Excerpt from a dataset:
— Begin —

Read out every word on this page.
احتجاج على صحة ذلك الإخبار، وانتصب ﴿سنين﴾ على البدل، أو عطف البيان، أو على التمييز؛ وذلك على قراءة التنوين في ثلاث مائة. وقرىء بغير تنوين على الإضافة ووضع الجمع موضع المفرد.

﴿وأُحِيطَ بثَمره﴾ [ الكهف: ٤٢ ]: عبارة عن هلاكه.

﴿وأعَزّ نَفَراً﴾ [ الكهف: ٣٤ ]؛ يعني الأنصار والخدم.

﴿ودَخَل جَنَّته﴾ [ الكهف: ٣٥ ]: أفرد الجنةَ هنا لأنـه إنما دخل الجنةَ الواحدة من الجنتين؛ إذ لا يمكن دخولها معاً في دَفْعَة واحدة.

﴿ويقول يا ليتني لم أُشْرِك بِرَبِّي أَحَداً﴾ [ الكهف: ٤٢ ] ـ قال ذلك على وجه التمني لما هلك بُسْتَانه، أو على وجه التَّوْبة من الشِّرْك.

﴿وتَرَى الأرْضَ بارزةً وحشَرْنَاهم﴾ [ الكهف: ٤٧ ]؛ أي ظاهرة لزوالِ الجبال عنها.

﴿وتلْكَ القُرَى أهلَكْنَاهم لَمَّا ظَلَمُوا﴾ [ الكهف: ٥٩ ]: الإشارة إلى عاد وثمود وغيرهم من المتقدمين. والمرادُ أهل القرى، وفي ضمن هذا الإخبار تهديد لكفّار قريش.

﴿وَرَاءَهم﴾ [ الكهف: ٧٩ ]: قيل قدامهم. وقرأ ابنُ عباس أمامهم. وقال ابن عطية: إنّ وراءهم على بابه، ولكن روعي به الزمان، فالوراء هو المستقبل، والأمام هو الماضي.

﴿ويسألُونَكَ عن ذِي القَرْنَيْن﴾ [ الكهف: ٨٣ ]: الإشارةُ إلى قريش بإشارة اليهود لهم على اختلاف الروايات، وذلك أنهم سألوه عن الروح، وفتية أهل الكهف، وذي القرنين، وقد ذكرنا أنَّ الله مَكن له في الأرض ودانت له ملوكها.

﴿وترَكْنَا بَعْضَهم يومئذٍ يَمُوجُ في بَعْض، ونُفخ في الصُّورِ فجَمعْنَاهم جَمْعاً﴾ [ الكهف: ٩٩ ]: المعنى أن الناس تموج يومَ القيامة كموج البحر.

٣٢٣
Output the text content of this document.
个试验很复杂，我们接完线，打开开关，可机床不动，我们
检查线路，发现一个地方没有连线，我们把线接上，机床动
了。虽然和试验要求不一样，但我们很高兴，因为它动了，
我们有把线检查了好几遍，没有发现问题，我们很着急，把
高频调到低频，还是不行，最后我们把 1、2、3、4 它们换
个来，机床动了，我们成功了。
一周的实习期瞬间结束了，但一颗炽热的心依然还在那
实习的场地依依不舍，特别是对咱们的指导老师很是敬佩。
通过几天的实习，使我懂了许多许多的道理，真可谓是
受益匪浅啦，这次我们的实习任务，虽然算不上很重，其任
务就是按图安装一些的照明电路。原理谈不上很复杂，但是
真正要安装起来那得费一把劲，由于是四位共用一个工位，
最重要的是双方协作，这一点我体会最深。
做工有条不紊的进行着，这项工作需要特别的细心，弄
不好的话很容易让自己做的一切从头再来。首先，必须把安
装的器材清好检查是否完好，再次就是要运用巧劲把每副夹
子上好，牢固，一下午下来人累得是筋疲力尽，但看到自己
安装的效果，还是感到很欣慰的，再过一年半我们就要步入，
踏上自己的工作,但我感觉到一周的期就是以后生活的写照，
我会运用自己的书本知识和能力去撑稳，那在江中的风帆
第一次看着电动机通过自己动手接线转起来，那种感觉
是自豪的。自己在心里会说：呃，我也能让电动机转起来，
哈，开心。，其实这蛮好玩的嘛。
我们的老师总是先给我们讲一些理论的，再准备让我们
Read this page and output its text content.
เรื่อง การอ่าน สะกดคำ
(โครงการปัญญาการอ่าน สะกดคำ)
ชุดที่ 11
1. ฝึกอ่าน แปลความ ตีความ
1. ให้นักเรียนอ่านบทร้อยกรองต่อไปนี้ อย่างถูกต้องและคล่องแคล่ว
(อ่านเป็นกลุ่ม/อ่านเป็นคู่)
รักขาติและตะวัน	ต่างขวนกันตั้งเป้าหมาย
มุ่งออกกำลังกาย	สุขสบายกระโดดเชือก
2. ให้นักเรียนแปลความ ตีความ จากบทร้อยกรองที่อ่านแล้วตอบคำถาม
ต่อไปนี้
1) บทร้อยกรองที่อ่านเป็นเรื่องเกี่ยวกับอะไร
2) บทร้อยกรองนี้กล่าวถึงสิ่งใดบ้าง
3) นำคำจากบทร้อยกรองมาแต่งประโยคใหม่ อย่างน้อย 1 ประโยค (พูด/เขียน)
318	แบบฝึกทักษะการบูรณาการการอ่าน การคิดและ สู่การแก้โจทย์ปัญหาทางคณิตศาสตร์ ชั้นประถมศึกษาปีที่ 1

— End —

All records above must be set down exactly, please.

— RESULT —
Read out every word on this page.
احتجاج على صحة ذلك الإخبار، وانتصب ﴿سنين﴾ على البدل، أو عطف البيان، أو على التمييز؛ وذلك على قراءة التنوين في ثلاث مائة. وقرىء بغير تنوين على الإضافة ووضع الجمع موضع المفرد.

﴿وأُحِيطَ بثَمره﴾ [ الكهف: ٤٢ ]: عبارة عن هلاكه.

﴿وأعَزّ نَفَراً﴾ [ الكهف: ٣٤ ]؛ يعني الأنصار والخدم.

﴿ودَخَل جَنَّته﴾ [ الكهف: ٣٥ ]: أفرد الجنةَ هنا لأنـه إنما دخل الجنةَ الواحدة من الجنتين؛ إذ لا يمكن دخولها معاً في دَفْعَة واحدة.

﴿ويقول يا ليتني لم أُشْرِك بِرَبِّي أَحَداً﴾ [ الكهف: ٤٢ ] ـ قال ذلك على وجه التمني لما هلك بُسْتَانه، أو على وجه التَّوْبة من الشِّرْك.

﴿وتَرَى الأرْضَ بارزةً وحشَرْنَاهم﴾ [ الكهف: ٤٧ ]؛ أي ظاهرة لزوالِ الجبال عنها.

﴿وتلْكَ القُرَى أهلَكْنَاهم لَمَّا ظَلَمُوا﴾ [ الكهف: ٥٩ ]: الإشارة إلى عاد وثمود وغيرهم من المتقدمين. والمرادُ أهل القرى، وفي ضمن هذا الإخبار تهديد لكفّار قريش.

﴿وَرَاءَهم﴾ [ الكهف: ٧٩ ]: قيل قدامهم. وقرأ ابنُ عباس أمامهم. وقال ابن عطية: إنّ وراءهم على بابه، ولكن روعي به الزمان، فالوراء هو المستقبل، والأمام هو الماضي.

﴿ويسألُونَكَ عن ذِي القَرْنَيْن﴾ [ الكهف: ٨٣ ]: الإشارةُ إلى قريش بإشارة اليهود لهم على اختلاف الروايات، وذلك أنهم سألوه عن الروح، وفتية أهل الكهف، وذي القرنين، وقد ذكرنا أنَّ الله مَكن له في الأرض ودانت له ملوكها.

﴿وترَكْنَا بَعْضَهم يومئذٍ يَمُوجُ في بَعْض، ونُفخ في الصُّورِ فجَمعْنَاهم جَمْعاً﴾ [ الكهف: ٩٩ ]: المعنى أن الناس تموج يومَ القيامة كموج البحر.

٣٢٣
Output the text content of this document.
个试验很复杂，我们接完线，打开开关，可机床不动，我们
检查线路，发现一个地方没有连线，我们把线接上，机床动
了。虽然和试验要求不一样，但我们很高兴，因为它动了，
我们有把线检查了好几遍，没有发现问题，我们很着急，把
高频调到低频，还是不行，最后我们把 1、2、3、4 它们换
个来，机床动了，我们成功了。
一周的实习期瞬间结束了，但一颗炽热的心依然还在那
实习的场地依依不舍，特别是对咱们的指导老师很是敬佩。
通过几天的实习，使我懂了许多许多的道理，真可谓是
受益匪浅啦，这次我们的实习任务，虽然算不上很重，其任
务就是按图安装一些的照明电路。原理谈不上很复杂，但是
真正要安装起来那得费一把劲，由于是四位共用一个工位，
最重要的是双方协作，这一点我体会最深。
做工有条不紊的进行着，这项工作需要特别的细心，弄
不好的话很容易让自己做的一切从头再来。首先，必须把安
装的器材清好检查是否完好，再次就是要运用巧劲把每副夹
子上好，牢固，一下午下来人累得是筋疲力尽，但看到自己
安装的效果，还是感到很欣慰的，再过一年半我们就要步入，
踏上自己的工作,但我感觉到一周的期就是以后生活的写照，
我会运用自己的书本知识和能力去撑稳，那在江中的风帆
第一次看着电动机通过自己动手接线转起来，那种感觉
是自豪的。自己在心里会说：呃，我也能让电动机转起来，
哈，开心。，其实这蛮好玩的嘛。
我们的老师总是先给我们讲一些理论的，再准备让我们
Read this page and output its text content.
เรื่อง การอ่าน สะกดคำ
(โครงการปัญญาการอ่าน สะกดคำ)
ชุดที่ 11
1. ฝึกอ่าน แปลความ ตีความ
1. ให้นักเรียนอ่านบทร้อยกรองต่อไปนี้ อย่างถูกต้องและคล่องแคล่ว
(อ่านเป็นกลุ่ม/อ่านเป็นคู่)
รักขาติและตะวัน	ต่างขวนกันตั้งเป้าหมาย
มุ่งออกกำลังกาย	สุขสบายกระโดดเชือก
2. ให้นักเรียนแปลความ ตีความ จากบทร้อยกรองที่อ่านแล้วตอบคำถาม
ต่อไปนี้
1) บทร้อยกรองที่อ่านเป็นเรื่องเกี่ยวกับอะไร
2) บทร้อยกรองนี้กล่าวถึงสิ่งใดบ้าง
3) นำคำจากบทร้อยกรองมาแต่งประโยคใหม่ อย่างน้อย 1 ประโยค (พูด/เขียน)
318	แบบฝึกทักษะการบูรณาการการอ่าน การคิดและ สู่การแก้โจทย์ปัญหาทางคณิตศาสตร์ ชั้นประถมศึกษาปีที่ 1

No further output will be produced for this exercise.